[Records]

----------

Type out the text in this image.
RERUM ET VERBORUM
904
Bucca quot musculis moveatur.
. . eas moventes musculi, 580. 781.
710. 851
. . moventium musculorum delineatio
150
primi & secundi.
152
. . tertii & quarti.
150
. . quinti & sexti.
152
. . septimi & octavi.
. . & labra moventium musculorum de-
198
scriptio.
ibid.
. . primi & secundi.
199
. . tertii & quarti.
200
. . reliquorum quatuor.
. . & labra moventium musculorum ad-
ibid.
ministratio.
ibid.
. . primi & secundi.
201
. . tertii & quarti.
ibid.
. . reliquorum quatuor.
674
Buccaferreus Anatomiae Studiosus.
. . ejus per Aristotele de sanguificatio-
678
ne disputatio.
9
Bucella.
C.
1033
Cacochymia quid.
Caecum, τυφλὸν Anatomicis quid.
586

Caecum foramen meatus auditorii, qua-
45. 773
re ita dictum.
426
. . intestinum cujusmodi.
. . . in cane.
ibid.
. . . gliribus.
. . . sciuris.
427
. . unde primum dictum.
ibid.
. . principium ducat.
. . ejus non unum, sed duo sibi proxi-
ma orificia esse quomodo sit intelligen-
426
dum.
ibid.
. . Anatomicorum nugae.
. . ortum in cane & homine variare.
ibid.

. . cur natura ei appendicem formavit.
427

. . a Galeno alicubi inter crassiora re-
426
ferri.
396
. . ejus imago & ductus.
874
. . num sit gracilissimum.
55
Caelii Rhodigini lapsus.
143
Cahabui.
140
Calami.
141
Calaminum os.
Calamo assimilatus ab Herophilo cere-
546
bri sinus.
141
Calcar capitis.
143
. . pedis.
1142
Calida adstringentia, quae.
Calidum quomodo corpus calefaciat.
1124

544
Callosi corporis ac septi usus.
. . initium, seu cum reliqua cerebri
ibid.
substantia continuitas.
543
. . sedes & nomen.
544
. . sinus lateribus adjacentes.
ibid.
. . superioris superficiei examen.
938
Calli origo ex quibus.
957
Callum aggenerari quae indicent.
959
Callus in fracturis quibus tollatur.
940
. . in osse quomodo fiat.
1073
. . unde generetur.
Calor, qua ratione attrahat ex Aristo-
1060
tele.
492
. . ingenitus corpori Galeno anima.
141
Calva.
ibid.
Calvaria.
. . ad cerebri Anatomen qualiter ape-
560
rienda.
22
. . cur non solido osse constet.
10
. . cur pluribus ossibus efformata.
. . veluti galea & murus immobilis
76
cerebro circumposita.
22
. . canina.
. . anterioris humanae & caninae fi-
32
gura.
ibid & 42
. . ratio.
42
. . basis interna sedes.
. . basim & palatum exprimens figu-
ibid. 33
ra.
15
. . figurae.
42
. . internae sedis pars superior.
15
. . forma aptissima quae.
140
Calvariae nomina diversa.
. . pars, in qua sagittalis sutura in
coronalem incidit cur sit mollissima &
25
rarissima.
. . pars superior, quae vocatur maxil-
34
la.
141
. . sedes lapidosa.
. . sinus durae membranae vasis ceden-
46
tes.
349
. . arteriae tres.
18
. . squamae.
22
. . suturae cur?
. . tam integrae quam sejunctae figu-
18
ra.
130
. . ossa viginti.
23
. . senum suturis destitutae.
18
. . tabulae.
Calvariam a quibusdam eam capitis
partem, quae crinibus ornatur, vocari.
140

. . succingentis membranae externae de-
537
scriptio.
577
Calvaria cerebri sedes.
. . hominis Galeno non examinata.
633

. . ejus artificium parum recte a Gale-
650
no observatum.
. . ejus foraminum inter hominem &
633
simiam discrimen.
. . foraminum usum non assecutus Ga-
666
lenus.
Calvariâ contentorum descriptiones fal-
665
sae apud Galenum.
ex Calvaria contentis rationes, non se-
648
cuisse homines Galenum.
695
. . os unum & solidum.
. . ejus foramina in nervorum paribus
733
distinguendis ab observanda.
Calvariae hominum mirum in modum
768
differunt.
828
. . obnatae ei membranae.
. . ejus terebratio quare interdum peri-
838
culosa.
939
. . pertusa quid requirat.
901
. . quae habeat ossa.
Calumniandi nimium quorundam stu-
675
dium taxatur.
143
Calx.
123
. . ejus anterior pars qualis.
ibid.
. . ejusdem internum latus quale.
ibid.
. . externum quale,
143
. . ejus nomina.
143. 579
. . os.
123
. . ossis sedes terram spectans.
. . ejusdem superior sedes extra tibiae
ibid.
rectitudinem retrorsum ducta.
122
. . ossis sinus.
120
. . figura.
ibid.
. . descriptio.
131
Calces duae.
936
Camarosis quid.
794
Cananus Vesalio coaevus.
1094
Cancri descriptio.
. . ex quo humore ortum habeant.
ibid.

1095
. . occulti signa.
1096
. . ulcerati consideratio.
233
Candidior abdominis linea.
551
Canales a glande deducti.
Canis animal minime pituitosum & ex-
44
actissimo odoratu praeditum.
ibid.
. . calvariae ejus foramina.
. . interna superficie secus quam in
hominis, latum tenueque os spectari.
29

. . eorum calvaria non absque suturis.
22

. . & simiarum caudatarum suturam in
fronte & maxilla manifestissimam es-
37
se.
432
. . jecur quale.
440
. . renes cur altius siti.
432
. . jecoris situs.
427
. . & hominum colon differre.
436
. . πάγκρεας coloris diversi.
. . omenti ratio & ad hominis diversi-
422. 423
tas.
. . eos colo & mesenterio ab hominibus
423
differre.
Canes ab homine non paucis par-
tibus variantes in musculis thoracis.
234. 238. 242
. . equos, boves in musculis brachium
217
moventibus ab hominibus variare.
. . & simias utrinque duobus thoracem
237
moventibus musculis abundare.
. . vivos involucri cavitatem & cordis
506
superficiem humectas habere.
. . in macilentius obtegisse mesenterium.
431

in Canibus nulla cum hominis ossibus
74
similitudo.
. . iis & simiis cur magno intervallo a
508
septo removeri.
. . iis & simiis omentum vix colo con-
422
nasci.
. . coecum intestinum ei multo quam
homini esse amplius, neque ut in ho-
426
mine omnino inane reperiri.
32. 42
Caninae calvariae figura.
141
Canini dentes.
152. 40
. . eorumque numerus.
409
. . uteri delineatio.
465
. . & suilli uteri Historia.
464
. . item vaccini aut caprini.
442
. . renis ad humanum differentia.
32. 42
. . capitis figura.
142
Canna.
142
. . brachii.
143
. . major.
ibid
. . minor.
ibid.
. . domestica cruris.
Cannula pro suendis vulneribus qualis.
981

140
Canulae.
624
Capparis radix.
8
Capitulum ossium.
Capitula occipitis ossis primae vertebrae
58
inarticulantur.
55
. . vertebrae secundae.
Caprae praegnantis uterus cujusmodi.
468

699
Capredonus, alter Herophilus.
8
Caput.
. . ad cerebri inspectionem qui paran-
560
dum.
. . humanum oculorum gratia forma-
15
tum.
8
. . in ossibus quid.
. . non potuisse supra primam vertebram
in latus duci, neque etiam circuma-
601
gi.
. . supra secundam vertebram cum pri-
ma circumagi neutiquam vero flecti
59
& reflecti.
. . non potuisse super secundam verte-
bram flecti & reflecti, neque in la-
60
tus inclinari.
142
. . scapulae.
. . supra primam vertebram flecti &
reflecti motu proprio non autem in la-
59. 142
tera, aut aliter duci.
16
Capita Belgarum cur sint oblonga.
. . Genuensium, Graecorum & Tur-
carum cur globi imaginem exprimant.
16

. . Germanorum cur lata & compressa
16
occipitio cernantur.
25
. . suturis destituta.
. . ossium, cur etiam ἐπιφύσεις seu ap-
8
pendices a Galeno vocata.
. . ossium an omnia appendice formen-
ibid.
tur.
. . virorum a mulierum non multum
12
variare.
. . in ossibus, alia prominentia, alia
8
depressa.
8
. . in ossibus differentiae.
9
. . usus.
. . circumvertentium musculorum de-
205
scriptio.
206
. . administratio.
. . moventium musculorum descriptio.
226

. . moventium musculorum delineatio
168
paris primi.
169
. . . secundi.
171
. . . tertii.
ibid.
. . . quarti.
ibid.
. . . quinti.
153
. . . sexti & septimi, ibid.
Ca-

----------

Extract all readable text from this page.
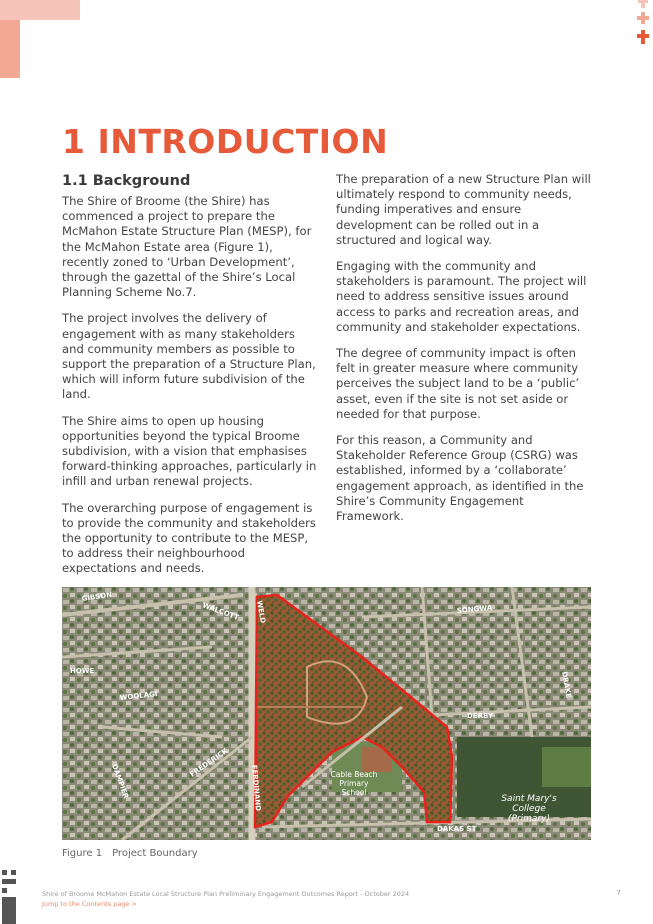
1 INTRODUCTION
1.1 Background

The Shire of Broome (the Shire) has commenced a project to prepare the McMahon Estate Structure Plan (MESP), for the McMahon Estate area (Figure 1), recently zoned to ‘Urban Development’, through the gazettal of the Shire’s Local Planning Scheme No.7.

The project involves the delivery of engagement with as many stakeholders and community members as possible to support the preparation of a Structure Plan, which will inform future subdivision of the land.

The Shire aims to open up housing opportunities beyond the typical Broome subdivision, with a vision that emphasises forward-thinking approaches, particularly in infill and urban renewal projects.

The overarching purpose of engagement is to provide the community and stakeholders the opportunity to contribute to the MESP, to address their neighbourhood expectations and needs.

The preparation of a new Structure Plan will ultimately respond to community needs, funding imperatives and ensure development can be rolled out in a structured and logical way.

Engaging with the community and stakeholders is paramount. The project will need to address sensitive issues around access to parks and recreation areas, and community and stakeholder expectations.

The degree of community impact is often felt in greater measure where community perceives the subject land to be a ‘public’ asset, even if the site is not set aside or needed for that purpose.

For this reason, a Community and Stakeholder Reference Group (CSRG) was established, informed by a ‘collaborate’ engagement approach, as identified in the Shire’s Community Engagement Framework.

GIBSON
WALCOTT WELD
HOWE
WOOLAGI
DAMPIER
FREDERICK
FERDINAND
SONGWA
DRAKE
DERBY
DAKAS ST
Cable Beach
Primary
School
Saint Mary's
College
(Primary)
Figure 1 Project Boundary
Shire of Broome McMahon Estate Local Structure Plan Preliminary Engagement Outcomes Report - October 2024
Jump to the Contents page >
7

----------

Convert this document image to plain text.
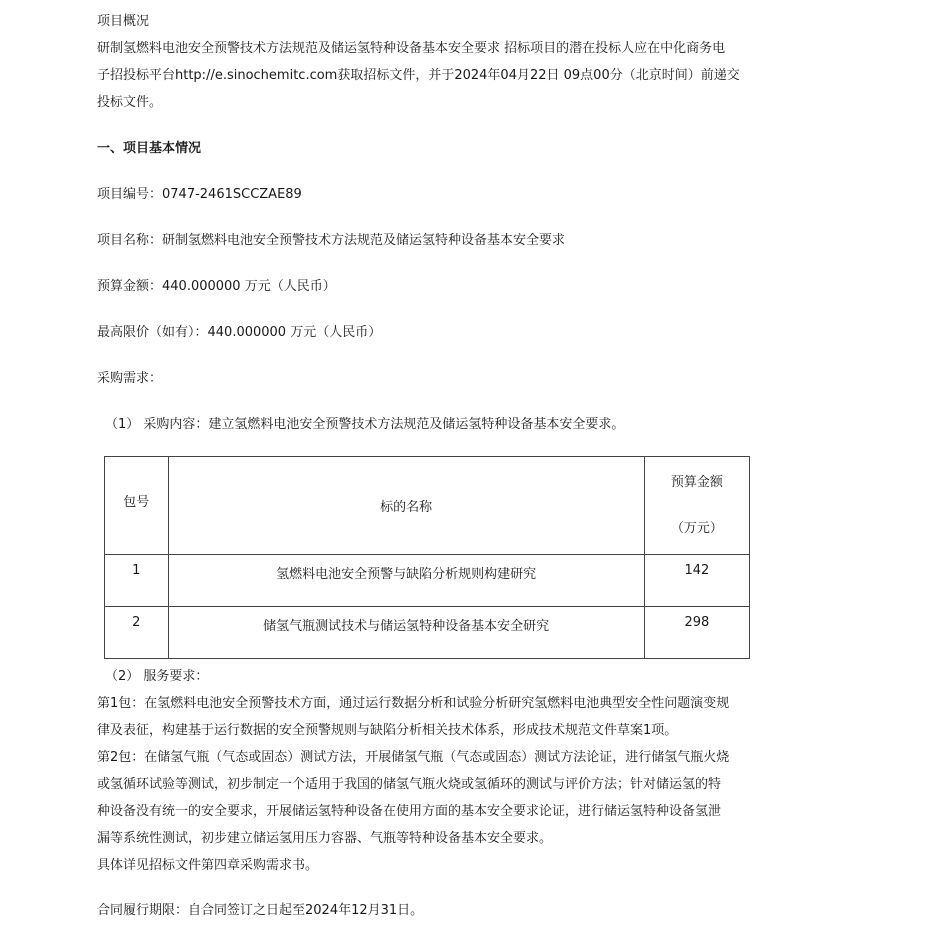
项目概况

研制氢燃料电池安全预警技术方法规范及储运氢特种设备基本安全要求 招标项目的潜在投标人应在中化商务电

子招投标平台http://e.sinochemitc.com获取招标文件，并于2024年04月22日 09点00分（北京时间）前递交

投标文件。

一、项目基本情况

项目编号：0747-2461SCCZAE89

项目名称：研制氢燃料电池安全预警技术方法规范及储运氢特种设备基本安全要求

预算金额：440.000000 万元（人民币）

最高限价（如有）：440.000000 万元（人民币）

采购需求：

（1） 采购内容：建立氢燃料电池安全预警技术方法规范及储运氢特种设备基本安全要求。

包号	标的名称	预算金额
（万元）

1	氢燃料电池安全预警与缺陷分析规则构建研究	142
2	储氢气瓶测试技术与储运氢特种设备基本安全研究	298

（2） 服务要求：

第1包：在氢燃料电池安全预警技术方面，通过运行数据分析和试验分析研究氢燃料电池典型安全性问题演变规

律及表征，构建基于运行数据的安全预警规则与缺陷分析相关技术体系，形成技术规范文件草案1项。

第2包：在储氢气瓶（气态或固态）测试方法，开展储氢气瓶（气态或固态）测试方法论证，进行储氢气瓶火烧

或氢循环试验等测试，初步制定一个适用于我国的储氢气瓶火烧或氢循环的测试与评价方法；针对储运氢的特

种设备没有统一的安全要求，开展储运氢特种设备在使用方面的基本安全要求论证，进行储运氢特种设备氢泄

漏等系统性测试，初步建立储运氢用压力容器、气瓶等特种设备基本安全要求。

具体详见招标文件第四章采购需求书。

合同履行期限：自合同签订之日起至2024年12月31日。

----------

## Required work
Scan the records above for the string "hominis", then select every line that holds it.

## Complete response
. . hominis Galeno non examinata.
hominis, latum tenueque os spectari.
. . omenti ratio & ad hominis diversi-
in Canibus nulla cum hominis ossibus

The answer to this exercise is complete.